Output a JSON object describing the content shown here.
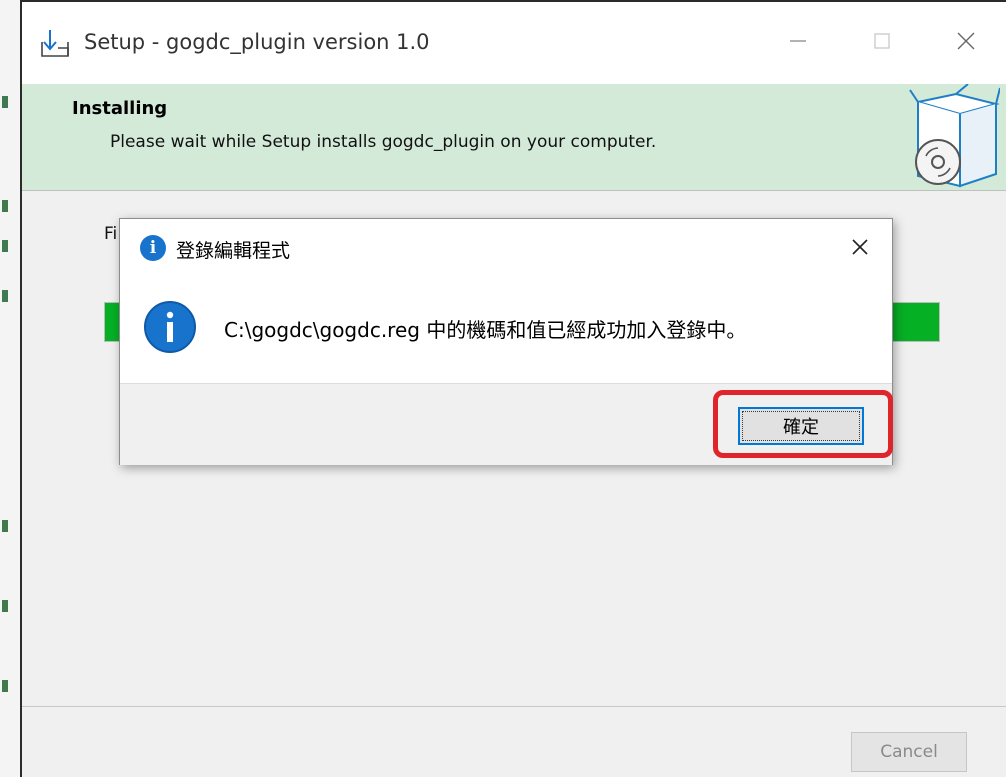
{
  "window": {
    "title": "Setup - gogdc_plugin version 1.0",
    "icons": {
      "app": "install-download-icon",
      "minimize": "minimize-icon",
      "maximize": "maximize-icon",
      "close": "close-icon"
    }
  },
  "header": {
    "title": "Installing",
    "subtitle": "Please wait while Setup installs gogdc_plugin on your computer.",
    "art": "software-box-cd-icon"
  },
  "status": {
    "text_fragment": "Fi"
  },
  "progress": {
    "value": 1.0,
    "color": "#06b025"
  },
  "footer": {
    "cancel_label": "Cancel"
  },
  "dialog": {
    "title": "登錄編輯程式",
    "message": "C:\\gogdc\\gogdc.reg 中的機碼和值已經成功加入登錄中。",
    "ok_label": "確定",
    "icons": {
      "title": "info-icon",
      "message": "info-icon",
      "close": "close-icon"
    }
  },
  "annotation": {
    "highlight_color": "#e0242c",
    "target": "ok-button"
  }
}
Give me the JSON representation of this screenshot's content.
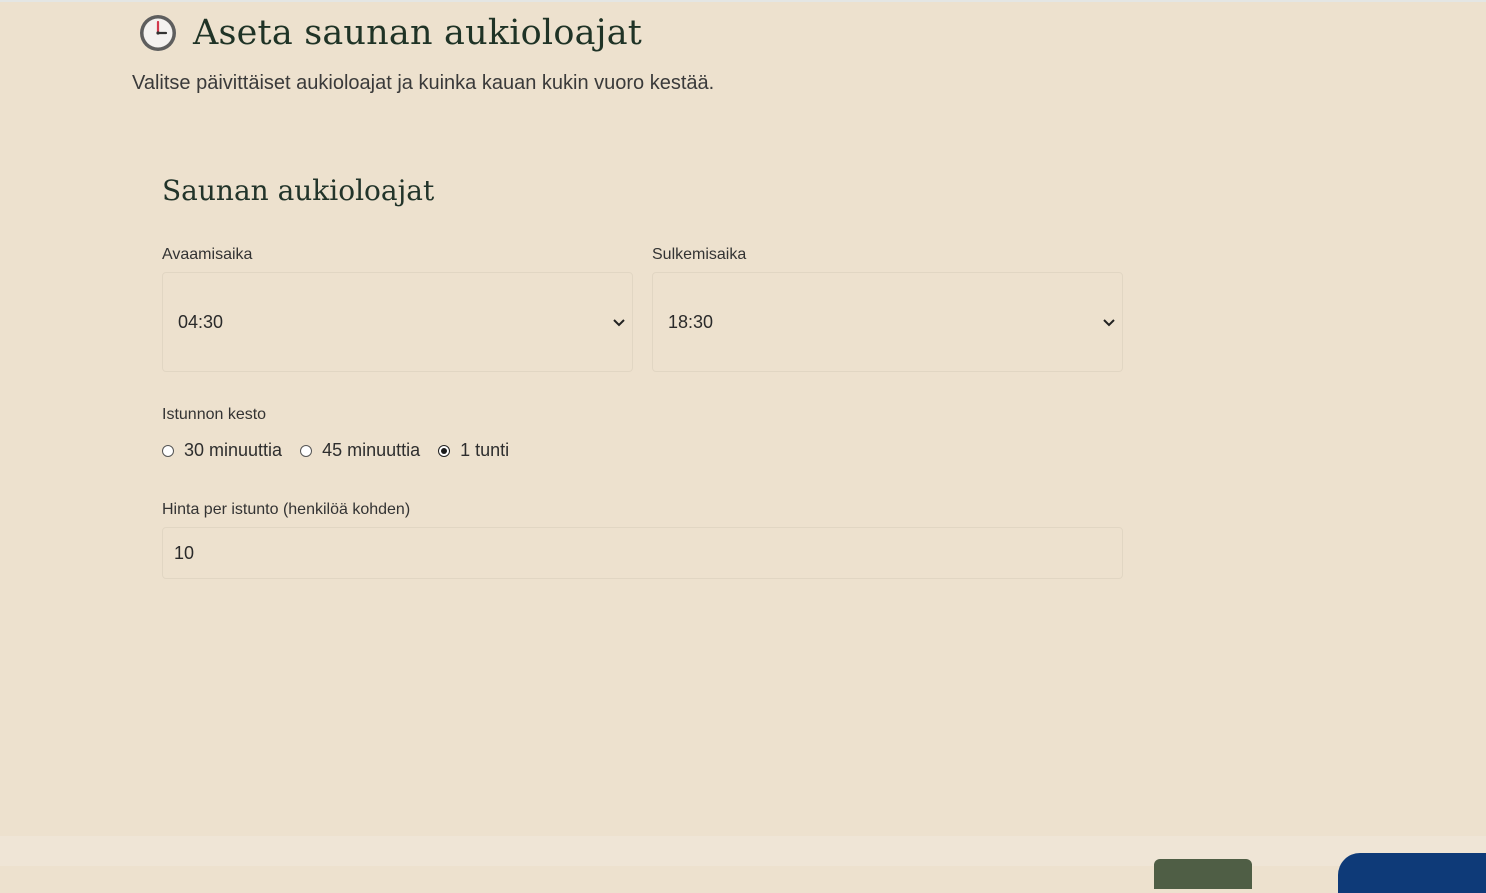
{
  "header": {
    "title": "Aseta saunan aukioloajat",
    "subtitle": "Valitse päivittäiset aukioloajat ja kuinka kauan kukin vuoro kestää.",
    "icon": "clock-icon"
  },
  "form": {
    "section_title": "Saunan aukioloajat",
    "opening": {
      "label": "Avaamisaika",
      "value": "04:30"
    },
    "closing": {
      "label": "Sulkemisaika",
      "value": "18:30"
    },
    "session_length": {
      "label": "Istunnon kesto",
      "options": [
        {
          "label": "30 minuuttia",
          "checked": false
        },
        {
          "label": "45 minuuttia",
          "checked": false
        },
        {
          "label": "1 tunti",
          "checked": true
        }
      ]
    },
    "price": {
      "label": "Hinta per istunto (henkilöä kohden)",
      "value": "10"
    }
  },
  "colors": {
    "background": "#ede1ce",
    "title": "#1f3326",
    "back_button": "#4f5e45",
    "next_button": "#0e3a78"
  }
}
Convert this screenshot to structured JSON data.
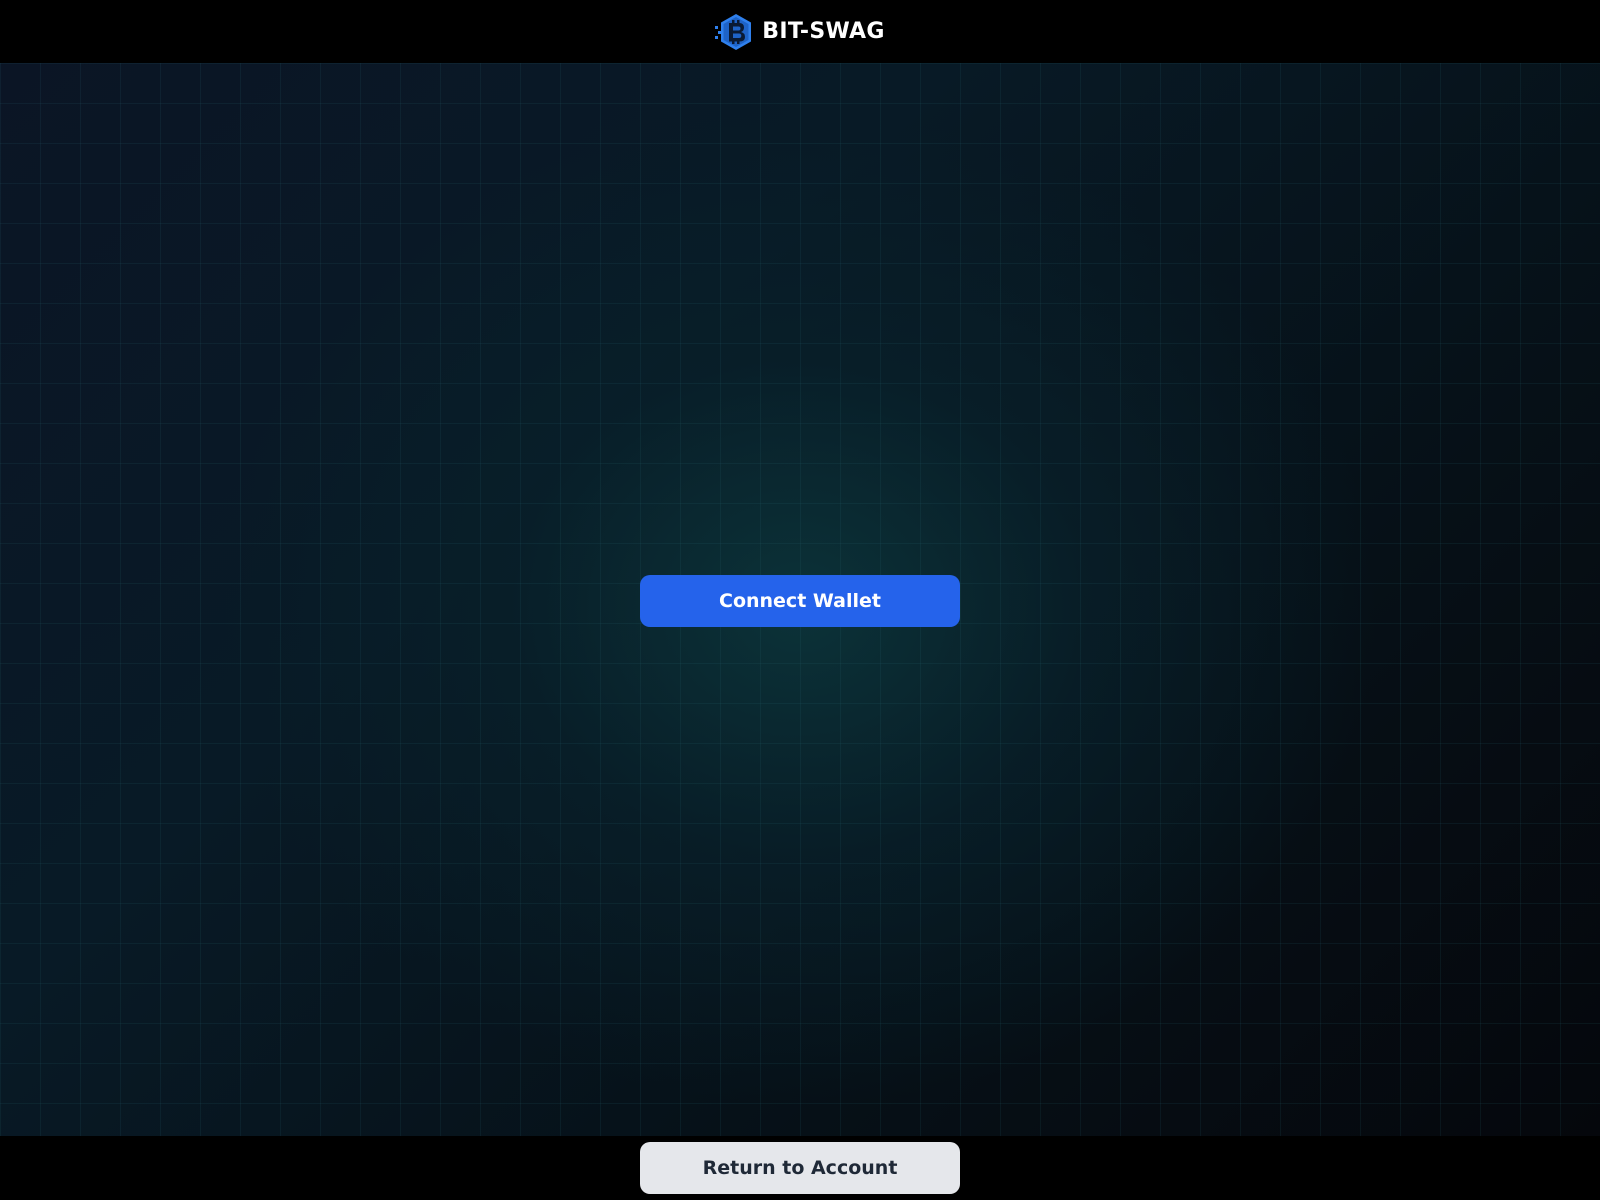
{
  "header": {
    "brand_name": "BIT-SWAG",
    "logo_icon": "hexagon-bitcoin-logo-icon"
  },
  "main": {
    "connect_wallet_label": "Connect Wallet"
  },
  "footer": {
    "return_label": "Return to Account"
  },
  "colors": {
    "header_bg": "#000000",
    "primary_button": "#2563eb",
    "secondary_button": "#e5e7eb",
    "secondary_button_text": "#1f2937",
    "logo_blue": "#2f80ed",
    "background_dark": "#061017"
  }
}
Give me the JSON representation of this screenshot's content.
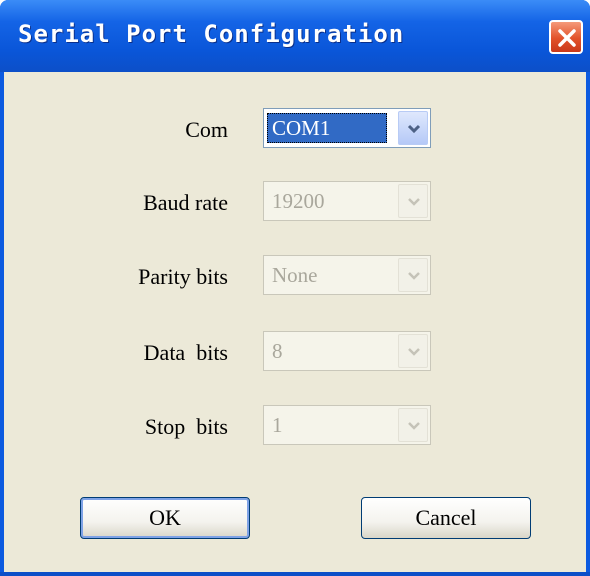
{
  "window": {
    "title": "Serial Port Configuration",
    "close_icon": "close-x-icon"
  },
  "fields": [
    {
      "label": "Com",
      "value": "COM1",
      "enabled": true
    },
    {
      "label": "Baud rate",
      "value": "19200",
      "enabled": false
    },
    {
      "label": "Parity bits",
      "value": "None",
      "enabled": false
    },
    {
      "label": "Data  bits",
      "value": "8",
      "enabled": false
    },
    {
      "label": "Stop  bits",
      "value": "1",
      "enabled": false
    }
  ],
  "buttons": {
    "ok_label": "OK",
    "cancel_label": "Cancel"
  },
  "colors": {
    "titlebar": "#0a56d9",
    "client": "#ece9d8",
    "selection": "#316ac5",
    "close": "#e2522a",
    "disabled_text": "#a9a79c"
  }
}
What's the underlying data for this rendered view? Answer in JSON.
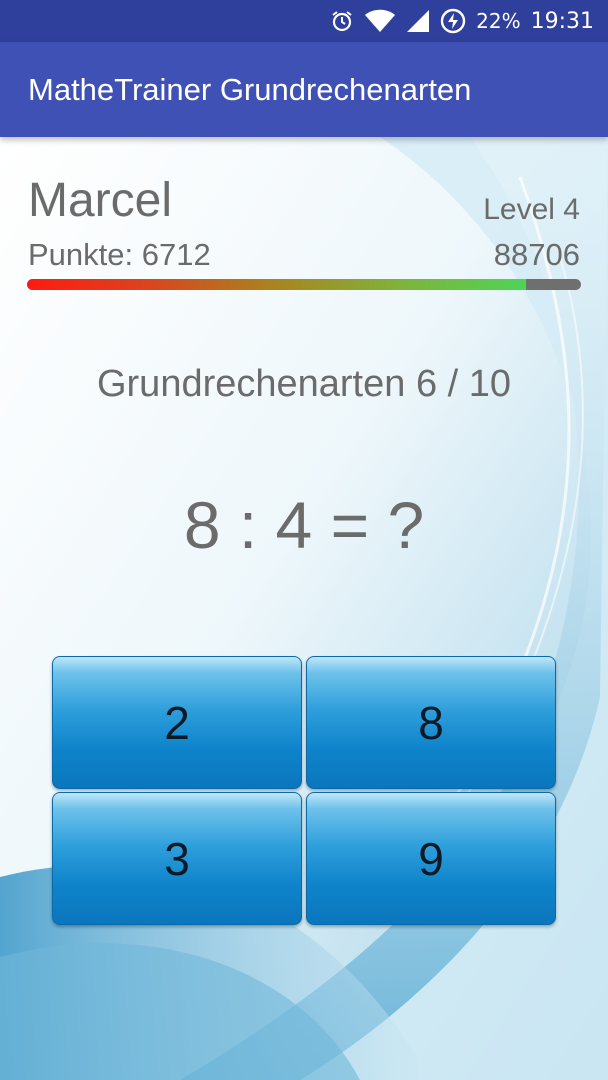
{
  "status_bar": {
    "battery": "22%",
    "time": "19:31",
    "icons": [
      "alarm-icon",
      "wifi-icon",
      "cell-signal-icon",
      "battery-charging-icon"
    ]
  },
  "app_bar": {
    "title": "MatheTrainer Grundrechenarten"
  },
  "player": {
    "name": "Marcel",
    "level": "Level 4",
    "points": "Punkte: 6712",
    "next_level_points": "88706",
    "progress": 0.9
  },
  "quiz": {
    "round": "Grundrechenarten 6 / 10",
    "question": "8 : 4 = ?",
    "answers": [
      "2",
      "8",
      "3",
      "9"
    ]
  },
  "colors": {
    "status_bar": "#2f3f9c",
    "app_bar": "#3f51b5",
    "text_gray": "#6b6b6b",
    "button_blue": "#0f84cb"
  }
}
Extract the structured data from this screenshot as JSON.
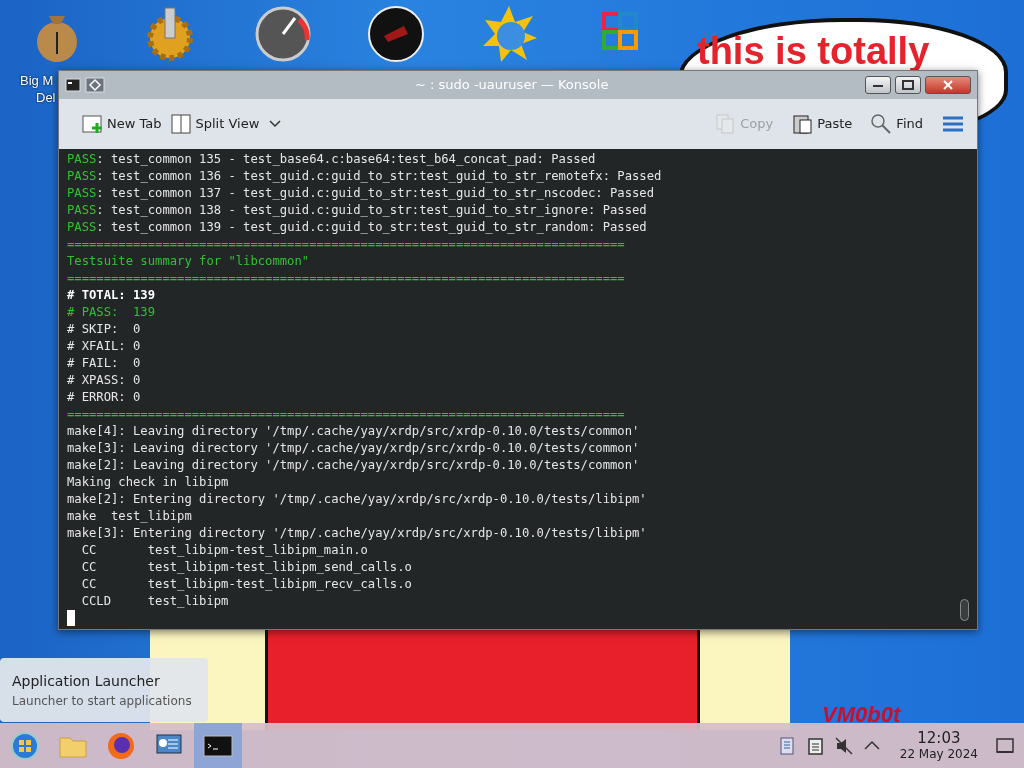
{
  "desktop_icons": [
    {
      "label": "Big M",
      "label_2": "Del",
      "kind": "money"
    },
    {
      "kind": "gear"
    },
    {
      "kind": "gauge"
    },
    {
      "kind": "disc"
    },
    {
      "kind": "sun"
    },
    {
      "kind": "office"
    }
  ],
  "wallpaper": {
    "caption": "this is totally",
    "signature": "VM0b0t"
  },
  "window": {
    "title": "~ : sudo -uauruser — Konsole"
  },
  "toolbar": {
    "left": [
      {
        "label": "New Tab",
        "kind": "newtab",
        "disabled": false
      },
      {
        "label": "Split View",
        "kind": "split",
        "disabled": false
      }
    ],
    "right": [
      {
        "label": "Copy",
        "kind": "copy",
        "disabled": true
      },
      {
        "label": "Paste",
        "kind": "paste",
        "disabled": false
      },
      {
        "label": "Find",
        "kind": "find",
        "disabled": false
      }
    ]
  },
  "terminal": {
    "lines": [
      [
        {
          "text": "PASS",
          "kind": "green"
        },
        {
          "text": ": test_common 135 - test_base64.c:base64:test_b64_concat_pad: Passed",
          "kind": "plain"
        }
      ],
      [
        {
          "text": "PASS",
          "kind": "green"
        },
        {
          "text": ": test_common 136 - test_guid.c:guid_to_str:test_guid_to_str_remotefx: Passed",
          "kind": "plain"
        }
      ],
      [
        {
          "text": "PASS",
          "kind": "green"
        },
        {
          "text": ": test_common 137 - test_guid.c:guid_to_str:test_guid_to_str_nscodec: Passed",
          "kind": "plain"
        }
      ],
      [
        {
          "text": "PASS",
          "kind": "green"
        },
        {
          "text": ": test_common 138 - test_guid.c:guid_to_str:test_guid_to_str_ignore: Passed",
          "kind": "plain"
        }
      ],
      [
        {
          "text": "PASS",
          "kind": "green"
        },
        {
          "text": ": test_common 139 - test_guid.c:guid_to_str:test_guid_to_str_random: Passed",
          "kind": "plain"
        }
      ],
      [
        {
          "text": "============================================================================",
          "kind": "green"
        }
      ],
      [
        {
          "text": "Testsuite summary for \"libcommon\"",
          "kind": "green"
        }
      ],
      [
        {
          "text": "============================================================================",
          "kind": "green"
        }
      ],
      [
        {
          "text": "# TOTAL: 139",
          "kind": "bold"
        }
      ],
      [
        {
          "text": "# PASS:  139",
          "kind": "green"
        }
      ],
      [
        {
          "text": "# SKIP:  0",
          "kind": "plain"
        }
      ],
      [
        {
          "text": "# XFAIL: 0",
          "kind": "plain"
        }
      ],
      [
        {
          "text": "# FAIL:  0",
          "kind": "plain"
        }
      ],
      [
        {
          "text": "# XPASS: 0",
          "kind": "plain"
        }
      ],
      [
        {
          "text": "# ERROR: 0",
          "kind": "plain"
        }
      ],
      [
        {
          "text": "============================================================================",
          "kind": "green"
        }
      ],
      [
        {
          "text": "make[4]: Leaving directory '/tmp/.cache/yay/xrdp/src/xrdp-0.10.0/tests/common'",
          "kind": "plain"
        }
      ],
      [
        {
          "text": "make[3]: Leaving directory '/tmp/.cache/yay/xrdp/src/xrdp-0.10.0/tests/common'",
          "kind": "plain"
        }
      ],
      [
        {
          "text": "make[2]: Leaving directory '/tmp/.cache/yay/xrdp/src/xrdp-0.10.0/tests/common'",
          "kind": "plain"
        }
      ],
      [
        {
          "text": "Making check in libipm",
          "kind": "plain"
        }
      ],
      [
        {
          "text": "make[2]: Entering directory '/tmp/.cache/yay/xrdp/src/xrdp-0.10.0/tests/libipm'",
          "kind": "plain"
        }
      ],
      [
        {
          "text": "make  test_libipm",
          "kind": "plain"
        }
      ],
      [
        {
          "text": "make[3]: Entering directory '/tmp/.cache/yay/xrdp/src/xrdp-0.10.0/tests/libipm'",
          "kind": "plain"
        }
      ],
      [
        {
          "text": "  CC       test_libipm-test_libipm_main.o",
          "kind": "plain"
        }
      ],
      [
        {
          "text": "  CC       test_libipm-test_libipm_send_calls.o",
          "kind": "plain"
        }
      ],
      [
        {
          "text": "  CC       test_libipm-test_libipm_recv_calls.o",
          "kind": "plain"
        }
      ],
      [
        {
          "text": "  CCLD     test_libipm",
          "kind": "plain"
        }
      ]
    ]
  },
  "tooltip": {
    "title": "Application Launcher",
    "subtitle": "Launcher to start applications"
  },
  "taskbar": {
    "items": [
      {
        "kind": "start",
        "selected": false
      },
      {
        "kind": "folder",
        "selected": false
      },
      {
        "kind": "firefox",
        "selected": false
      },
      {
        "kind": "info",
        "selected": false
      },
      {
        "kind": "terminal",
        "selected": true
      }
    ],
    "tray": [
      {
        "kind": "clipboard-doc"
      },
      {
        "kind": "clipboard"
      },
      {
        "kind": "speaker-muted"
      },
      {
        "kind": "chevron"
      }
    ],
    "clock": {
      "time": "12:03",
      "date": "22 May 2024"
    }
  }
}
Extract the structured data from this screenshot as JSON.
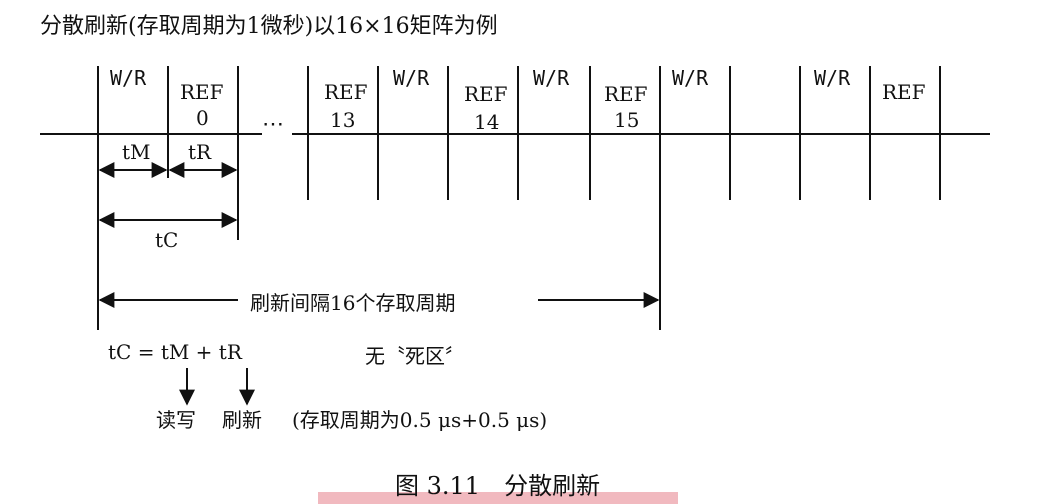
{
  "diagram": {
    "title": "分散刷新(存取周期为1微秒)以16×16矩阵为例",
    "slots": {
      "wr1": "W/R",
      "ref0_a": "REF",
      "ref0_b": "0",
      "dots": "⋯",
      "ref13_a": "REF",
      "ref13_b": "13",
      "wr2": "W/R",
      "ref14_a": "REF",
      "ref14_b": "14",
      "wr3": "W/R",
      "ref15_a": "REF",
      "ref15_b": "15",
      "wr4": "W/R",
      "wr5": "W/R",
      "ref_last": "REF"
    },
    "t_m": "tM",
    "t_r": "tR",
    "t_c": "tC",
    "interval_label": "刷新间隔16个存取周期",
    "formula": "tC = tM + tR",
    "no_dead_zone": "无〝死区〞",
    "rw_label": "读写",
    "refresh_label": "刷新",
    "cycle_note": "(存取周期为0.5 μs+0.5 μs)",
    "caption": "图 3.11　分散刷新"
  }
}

++++++++

*WORK TO COMPLETE:*
Pick out the lines containing the string "Setup".

*EXERCISE ANSWER:*
    "title": "Setup - gogdc_plugin version 1.0",
    "subtitle": "Please wait while Setup installs gogdc_plugin on your computer.",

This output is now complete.